# Record list
▬▬▬

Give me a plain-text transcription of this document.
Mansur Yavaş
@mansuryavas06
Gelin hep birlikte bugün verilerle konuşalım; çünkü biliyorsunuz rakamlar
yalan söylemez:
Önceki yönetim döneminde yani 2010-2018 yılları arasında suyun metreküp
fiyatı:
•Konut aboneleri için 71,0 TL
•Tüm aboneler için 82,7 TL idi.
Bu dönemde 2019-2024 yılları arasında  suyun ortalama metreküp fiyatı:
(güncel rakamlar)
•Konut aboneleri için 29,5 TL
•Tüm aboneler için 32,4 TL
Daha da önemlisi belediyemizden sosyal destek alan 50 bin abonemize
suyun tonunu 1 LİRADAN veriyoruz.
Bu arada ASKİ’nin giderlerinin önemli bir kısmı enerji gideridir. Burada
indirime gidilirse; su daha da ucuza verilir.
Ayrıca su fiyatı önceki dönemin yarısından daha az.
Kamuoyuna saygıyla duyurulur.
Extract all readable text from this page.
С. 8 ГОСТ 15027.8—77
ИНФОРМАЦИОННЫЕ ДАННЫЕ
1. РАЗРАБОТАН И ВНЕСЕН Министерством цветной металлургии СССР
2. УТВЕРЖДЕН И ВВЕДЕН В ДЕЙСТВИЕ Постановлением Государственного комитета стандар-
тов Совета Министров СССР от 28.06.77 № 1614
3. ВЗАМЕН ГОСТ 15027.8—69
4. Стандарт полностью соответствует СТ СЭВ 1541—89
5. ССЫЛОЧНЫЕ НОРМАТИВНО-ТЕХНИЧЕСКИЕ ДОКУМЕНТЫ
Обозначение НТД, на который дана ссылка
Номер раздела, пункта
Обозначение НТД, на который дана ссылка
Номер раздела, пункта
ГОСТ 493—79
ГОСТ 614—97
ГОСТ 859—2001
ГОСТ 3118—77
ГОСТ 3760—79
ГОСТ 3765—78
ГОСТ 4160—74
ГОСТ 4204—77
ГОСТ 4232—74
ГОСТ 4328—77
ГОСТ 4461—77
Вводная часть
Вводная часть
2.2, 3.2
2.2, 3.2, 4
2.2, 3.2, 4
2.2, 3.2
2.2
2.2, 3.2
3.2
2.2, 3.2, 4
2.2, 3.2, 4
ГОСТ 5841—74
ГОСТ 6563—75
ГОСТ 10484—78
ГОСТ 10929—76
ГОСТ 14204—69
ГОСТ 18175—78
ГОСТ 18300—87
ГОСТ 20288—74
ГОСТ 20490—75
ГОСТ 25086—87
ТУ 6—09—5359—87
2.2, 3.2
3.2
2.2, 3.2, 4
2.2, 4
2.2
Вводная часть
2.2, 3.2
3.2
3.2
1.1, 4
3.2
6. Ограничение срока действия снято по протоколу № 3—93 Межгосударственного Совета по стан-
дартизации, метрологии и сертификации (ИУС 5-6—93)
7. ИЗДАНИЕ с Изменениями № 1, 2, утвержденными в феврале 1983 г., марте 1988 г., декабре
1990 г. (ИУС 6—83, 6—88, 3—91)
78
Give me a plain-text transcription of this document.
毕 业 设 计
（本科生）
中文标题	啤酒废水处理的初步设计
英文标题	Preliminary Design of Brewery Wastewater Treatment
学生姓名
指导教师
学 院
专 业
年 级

▬▬▬

# Task objective
Looking at the entries above, say how many lines contain the word "yılları". Only the number is wanted.

# Worked answer
2